[Start]

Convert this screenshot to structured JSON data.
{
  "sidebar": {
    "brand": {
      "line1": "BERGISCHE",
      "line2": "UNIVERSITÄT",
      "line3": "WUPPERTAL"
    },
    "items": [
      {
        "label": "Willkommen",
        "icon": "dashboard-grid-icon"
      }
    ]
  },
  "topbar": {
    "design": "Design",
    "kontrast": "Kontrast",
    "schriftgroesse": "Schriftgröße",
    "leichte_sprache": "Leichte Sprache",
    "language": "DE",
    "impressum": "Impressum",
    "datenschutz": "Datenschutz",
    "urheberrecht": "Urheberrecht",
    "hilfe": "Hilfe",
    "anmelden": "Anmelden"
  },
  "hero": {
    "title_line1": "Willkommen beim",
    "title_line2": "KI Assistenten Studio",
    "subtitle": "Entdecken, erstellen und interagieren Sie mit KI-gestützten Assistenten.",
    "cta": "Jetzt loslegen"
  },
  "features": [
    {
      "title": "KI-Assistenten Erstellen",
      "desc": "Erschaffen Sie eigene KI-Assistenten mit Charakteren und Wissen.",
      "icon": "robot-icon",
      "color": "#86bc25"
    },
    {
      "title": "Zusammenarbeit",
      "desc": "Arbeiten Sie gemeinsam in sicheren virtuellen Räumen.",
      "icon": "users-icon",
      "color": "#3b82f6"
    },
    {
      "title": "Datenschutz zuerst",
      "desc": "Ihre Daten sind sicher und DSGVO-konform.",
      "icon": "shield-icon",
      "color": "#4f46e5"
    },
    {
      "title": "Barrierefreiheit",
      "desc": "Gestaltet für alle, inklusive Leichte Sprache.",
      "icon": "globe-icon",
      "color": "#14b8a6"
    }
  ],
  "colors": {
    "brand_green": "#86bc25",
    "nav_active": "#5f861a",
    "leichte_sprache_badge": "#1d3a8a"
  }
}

[End]

Filter the listing for the word "desc" and copy every line that holds it.

> [FULL SOLUTION]
      "desc": "Erschaffen Sie eigene KI-Assistenten mit Charakteren und Wissen.",
      "desc": "Arbeiten Sie gemeinsam in sicheren virtuellen Räumen.",
      "desc": "Ihre Daten sind sicher und DSGVO-konform.",
      "desc": "Gestaltet für alle, inklusive Leichte Sprache.",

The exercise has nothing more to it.